Start of Information provided
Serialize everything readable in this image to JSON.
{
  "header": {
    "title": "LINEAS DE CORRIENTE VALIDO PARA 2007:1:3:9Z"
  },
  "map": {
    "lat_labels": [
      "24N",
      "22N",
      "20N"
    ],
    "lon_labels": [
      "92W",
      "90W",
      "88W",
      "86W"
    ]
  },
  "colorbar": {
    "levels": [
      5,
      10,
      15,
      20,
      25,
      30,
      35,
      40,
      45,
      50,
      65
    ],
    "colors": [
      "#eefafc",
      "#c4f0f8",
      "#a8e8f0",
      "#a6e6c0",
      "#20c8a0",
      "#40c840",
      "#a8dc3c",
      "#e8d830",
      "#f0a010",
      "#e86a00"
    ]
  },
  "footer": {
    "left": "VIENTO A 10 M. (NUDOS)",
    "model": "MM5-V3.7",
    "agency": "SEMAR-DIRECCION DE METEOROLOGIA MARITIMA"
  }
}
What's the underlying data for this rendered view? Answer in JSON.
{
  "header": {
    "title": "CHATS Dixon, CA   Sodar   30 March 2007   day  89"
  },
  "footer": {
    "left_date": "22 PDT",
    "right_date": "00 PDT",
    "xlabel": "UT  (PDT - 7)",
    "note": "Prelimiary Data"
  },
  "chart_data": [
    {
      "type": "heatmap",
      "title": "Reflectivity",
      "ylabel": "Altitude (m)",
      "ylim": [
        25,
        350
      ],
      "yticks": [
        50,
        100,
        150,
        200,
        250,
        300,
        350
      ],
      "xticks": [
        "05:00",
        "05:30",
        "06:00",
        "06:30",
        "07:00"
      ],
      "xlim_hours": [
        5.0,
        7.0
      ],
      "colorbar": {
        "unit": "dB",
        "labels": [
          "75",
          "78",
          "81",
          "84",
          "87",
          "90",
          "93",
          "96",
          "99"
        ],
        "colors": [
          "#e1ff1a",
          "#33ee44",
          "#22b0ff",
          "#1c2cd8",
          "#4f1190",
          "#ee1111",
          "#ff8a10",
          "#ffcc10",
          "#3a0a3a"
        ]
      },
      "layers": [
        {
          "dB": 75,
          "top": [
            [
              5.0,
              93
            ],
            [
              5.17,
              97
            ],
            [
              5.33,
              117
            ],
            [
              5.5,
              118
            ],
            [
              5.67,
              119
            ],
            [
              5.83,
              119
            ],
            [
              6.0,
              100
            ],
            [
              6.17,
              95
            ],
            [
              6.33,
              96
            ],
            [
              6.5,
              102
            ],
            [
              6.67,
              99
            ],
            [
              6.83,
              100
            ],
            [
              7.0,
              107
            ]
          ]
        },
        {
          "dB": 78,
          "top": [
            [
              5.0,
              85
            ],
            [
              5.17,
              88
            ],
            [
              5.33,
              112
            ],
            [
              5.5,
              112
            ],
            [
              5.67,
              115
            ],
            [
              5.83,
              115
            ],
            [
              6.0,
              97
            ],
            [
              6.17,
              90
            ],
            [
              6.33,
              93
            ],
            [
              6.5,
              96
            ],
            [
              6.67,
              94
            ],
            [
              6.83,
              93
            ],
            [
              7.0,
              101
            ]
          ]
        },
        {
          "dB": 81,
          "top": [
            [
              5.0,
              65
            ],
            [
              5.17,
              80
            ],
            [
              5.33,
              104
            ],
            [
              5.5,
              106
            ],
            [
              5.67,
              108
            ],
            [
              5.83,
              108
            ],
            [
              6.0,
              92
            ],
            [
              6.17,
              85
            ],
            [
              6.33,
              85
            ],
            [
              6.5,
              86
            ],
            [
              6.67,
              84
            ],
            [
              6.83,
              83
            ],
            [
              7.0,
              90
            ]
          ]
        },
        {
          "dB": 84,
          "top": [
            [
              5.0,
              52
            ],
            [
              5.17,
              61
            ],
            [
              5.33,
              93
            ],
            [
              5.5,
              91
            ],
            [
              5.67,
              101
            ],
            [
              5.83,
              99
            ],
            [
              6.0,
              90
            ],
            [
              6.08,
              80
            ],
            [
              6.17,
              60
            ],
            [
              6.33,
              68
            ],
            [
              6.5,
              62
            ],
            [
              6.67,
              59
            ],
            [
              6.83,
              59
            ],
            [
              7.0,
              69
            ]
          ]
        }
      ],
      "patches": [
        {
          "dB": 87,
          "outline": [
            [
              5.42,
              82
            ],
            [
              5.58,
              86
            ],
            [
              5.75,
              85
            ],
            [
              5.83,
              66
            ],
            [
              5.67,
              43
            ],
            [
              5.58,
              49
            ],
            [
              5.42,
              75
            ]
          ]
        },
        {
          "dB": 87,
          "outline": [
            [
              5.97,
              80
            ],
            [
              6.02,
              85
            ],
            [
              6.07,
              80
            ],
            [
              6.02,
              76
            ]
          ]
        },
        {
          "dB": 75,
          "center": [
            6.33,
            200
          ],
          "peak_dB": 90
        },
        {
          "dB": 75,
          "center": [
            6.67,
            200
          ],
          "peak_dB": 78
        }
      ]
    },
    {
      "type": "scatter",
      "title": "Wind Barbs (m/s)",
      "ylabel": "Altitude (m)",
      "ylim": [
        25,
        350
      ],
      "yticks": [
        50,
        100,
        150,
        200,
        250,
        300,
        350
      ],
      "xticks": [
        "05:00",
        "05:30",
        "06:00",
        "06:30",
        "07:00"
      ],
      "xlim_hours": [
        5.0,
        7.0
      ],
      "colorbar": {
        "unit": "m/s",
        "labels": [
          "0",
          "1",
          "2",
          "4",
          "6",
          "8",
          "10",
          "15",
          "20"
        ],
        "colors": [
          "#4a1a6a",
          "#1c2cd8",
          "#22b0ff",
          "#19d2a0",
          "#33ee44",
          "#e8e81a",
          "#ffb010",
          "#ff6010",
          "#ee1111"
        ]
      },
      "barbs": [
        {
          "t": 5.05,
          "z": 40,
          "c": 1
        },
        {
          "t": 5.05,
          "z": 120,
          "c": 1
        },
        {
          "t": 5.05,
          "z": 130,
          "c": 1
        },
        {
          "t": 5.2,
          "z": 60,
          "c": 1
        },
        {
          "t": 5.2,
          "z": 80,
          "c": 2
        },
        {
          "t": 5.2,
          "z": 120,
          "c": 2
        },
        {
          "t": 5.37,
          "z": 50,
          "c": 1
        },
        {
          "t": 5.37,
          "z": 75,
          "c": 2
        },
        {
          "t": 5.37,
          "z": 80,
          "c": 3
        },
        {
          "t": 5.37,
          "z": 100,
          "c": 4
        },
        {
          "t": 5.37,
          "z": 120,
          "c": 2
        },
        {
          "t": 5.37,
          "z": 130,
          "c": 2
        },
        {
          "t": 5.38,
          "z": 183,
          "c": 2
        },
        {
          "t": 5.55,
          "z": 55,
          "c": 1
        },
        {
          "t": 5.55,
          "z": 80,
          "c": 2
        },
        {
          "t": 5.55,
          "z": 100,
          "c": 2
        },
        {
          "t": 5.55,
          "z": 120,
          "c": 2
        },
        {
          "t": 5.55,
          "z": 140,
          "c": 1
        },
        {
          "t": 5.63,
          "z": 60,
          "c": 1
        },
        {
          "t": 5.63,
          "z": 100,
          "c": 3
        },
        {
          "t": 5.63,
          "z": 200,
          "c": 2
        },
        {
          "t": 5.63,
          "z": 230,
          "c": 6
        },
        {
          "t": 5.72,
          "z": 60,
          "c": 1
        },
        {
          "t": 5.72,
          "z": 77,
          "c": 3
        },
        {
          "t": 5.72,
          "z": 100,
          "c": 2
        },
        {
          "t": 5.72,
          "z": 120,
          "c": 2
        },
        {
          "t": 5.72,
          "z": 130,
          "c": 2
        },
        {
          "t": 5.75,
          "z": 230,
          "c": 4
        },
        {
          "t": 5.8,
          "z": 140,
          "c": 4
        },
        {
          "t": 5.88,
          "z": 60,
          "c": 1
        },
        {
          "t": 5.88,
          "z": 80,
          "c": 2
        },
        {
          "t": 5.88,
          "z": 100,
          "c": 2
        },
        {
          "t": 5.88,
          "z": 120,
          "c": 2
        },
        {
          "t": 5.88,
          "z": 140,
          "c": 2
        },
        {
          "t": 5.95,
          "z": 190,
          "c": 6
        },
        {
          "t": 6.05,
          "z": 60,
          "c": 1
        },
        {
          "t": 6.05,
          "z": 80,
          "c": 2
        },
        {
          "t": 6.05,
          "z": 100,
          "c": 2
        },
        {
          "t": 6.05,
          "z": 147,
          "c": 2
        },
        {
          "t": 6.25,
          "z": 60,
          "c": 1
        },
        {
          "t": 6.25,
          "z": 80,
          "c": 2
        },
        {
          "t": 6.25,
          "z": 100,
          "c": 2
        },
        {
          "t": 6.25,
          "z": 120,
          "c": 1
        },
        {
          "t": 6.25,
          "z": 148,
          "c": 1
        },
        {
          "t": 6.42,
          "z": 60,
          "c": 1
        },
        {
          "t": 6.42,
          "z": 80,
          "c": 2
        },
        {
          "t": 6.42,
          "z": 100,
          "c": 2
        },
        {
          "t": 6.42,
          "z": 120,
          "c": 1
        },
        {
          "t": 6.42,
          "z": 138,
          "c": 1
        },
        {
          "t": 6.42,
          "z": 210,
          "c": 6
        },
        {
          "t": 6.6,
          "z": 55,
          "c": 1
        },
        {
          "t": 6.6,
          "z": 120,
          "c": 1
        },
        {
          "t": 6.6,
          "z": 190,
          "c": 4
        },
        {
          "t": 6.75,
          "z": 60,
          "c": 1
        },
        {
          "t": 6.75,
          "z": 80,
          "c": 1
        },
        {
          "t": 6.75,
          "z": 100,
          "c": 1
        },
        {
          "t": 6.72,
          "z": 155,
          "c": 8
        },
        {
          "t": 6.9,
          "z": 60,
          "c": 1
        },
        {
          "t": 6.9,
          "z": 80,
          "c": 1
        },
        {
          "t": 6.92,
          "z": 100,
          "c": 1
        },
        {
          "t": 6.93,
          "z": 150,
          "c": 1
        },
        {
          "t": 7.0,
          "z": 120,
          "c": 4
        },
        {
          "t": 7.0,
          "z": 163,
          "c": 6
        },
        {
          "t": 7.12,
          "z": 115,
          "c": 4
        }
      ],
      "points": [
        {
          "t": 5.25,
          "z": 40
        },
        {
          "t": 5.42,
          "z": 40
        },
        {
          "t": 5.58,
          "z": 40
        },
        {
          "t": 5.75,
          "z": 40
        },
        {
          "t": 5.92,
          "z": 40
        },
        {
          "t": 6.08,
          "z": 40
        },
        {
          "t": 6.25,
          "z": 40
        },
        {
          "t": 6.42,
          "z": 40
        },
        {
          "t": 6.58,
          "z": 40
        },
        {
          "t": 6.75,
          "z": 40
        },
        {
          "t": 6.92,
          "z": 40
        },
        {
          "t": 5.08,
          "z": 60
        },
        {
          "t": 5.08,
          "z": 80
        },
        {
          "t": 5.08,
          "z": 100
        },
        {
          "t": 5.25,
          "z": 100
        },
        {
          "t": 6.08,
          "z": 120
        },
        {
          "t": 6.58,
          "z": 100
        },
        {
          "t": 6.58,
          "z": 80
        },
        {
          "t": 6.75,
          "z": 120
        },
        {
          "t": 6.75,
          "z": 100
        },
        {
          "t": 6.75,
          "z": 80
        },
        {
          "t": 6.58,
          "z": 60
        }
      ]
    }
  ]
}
End of Information provided
**Exercise instructions**. Read through the data and copy every line where "JSON" shows up.

**Solution for this problem**.
Serialize everything readable in this image to JSON.
What's the underlying data for this rendered view? Answer in JSON.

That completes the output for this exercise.